- Exercise task A
How would you render the sentence "Back doors and security bugs, like cockroaches, flee the sunlight." from the Microsoft back door text in Spanish?
- Exercise task B
Can you write out the Microsoft back door text again, starting with "Microsoft doesn't know." and going on through "even been tried.", with "cockroaches" swapped for "rats"?

- Text shown
But there is something about this incident that deserves special attention. This most recent security hole was *not* a bug -- it was a deliberate back door inserted by Microsoft engineers.
When Microsoft spokespeople said that the back door was "absolutely against our policy," they were doubtless intending to be reassuring. But on second thought, that statement should strike fear into the heart of any MIS manager relying on Microsoft products. Because the inevitable next question is this: if backdoors can find their way into Microsoft's production releases against Microsoft's own policy, *how many more undiscovered ones are there*?
Microsoft doesn't know. Nor does anyone else. The only people who could tell us are other rogue Microsoft employees like the unnamed culprits behind today's backdoor. And they aren't talking.
Back doors and security bugs, like cockroaches, flee the sunlight. There is only one way for software consumers to have reasonable assurance that they will not become victims of a back door -- open source code. The Apache web server that IIS competes against has never had a back door, because its code is routinely reviewed and inspected by a worldwide developer community alert to the possibility. Any developer tempted to insert one knows that it would be discovered and traced to him in short other -- thus, it's never even been tried.

- Material provided
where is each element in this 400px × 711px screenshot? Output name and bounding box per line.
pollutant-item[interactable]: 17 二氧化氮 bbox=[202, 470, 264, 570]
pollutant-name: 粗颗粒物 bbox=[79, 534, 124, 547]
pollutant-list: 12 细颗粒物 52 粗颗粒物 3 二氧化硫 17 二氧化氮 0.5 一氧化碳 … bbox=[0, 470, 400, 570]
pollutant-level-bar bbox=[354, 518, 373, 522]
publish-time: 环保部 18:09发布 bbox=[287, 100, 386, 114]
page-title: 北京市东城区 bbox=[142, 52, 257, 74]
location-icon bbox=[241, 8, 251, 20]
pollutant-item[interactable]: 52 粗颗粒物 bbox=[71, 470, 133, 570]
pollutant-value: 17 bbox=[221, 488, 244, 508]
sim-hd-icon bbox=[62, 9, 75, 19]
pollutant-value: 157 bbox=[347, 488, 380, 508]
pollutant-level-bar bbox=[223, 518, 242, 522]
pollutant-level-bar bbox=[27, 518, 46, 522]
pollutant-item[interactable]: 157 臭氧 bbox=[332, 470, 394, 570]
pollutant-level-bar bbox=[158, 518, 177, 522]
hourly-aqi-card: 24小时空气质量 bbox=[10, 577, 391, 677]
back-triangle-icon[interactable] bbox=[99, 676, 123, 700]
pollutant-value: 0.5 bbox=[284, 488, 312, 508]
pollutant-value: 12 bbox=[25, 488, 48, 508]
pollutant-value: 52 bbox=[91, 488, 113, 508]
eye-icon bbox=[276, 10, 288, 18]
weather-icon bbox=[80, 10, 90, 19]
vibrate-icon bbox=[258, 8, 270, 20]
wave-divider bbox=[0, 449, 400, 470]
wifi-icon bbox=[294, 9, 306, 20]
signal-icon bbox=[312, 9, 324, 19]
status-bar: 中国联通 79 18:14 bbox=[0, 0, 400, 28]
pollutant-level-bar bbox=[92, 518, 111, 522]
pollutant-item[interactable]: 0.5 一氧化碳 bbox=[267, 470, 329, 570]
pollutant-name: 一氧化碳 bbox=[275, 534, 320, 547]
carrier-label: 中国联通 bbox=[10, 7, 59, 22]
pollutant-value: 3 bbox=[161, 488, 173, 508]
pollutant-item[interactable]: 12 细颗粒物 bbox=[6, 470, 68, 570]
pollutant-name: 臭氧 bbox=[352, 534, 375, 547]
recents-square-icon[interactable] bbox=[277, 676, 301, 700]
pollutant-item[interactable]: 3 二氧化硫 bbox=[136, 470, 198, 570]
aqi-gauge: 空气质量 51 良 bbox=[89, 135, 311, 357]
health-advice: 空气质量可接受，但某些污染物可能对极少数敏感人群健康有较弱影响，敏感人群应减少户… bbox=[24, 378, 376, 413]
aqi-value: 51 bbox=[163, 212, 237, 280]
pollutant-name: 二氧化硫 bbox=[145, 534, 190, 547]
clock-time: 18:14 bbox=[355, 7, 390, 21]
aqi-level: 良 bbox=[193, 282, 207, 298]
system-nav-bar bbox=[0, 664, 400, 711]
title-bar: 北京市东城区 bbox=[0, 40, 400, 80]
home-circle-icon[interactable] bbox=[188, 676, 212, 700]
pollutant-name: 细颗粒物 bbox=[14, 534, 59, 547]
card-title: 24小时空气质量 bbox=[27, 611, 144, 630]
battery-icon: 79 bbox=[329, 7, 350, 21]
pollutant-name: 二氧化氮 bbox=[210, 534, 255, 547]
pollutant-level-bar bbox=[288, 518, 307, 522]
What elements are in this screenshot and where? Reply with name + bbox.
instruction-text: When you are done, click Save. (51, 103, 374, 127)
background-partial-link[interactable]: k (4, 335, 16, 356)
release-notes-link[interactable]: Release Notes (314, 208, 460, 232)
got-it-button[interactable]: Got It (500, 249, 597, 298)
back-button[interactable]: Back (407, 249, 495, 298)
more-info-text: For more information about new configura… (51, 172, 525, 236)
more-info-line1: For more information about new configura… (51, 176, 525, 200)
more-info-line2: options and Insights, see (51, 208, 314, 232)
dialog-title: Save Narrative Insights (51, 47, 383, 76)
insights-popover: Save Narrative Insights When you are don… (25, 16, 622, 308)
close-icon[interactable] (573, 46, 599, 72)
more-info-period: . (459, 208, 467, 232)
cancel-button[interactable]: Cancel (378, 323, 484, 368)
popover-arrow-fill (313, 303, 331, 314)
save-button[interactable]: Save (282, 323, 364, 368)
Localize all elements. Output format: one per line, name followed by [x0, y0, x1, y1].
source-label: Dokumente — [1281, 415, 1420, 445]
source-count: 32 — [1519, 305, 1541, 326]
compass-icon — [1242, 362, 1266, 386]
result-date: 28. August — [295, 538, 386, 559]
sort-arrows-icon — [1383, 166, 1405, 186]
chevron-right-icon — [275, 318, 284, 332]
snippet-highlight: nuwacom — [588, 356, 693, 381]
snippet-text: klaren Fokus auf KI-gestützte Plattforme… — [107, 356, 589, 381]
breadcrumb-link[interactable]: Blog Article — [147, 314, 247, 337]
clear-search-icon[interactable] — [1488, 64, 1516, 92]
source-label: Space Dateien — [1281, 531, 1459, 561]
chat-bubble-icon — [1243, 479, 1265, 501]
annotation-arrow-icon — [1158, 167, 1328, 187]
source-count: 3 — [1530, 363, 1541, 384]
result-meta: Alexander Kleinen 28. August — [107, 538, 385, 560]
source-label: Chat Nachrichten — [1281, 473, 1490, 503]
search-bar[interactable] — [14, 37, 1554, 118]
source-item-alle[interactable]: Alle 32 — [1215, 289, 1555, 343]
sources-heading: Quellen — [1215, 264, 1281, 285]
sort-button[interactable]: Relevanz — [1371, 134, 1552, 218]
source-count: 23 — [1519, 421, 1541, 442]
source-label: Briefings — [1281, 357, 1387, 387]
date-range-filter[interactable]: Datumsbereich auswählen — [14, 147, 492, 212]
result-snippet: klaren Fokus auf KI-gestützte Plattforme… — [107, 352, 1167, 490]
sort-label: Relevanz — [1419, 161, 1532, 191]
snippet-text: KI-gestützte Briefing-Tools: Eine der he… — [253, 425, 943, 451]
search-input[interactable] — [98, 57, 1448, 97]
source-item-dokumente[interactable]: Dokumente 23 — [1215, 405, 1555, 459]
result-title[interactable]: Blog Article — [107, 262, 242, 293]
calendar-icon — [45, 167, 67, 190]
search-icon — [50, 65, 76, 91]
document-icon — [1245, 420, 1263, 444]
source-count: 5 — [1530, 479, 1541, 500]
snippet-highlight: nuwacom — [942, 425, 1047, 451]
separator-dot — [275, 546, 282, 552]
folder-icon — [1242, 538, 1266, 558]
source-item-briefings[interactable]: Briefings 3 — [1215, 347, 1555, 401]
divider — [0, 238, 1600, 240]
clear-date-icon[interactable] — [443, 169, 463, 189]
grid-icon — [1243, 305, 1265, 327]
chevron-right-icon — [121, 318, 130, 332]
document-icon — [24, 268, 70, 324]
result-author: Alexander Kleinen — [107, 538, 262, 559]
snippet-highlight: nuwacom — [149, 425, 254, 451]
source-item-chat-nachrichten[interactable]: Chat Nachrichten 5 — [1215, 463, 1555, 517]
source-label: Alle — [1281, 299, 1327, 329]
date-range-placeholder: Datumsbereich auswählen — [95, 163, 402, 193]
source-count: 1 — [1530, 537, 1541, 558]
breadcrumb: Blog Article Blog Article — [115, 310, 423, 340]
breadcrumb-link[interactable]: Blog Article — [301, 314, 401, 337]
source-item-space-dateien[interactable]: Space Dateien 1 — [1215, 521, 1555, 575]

- Exercise response A
Las puertas traseras y los errores de seguridad, como las cucarachas, huyen de la luz del sol.

- Exercise response B
Microsoft doesn't know. Nor does anyone else. The only people who could tell us are other rogue Microsoft employees like the unnamed culprits behind today's backdoor. And they aren't talking.
Back doors and security bugs, like rats, flee the sunlight. There is only one way for software consumers to have reasonable assurance that they will not become victims of a back door -- open source code. The Apache web server that IIS competes against has never had a back door, because its code is routinely reviewed and inspected by a worldwide developer community alert to the possibility. Any developer tempted to insert one knows that it would be discovered and traced to him in short other -- thus, it's never even been tried.